# What the task requires:
Scan the material below for the string "Efficiency", and copy every line where it shows up.

# Dataset excerpts:

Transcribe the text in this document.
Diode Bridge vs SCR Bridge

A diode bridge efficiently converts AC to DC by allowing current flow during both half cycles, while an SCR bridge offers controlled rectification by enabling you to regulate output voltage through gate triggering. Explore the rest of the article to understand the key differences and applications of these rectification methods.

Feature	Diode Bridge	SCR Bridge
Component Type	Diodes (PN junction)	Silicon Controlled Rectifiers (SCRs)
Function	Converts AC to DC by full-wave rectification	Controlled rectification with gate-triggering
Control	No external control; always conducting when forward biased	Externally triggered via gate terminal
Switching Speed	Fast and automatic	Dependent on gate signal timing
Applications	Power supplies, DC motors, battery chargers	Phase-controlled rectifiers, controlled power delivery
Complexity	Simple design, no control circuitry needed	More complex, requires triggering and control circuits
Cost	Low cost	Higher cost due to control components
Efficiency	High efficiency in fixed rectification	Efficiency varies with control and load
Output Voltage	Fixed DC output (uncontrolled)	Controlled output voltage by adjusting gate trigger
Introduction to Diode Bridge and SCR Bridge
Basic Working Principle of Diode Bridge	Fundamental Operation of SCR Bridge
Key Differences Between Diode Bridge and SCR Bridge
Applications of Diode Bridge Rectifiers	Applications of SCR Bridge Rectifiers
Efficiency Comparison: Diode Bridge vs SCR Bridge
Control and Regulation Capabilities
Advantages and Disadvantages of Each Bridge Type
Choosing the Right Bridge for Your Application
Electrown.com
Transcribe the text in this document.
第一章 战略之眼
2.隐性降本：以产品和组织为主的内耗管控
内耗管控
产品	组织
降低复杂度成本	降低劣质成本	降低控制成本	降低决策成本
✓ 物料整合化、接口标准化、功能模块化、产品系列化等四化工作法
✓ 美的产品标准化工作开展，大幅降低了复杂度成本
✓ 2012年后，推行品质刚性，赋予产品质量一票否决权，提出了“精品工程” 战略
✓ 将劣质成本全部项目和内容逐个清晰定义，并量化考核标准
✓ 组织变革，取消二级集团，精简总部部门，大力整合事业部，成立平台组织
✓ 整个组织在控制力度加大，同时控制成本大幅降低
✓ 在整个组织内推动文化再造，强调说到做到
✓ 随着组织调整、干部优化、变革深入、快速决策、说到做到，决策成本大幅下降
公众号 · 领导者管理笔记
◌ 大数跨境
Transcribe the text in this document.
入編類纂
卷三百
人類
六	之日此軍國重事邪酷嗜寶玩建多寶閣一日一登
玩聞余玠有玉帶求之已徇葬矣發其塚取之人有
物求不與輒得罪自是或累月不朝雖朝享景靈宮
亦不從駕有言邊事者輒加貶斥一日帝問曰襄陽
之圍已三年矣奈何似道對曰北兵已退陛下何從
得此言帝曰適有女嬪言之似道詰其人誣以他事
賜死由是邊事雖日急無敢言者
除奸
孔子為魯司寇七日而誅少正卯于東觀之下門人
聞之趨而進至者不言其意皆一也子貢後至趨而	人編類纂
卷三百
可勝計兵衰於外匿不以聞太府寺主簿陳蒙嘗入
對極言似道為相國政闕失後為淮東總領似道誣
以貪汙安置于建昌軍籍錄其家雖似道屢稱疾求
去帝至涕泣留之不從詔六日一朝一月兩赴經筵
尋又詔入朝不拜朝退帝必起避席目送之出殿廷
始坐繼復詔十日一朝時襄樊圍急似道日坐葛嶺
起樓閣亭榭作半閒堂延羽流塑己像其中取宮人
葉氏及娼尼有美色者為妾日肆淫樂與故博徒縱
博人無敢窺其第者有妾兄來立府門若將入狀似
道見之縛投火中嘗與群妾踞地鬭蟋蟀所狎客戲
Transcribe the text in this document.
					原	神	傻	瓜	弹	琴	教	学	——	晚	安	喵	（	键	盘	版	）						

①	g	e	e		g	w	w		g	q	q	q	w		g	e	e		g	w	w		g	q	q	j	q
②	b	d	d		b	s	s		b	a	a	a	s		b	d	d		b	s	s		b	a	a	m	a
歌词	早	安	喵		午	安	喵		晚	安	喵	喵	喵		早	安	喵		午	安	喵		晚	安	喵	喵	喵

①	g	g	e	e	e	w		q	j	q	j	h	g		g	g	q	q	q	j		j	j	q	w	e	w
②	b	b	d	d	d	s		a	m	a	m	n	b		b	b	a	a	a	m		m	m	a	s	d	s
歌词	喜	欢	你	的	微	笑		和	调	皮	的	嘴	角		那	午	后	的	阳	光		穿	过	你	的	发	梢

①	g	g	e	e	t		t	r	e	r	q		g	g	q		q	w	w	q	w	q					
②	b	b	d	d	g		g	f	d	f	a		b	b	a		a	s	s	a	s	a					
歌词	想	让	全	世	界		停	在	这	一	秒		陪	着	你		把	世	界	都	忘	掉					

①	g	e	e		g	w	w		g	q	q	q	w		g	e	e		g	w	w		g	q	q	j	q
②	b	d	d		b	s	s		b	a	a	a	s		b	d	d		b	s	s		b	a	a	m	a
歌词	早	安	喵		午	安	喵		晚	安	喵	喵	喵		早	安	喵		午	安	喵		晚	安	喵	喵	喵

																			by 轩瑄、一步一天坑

# Solution to this exercise:
Efficiency	High efficiency in fixed rectification	Efficiency varies with control and load
Efficiency Comparison: Diode Bridge vs SCR Bridge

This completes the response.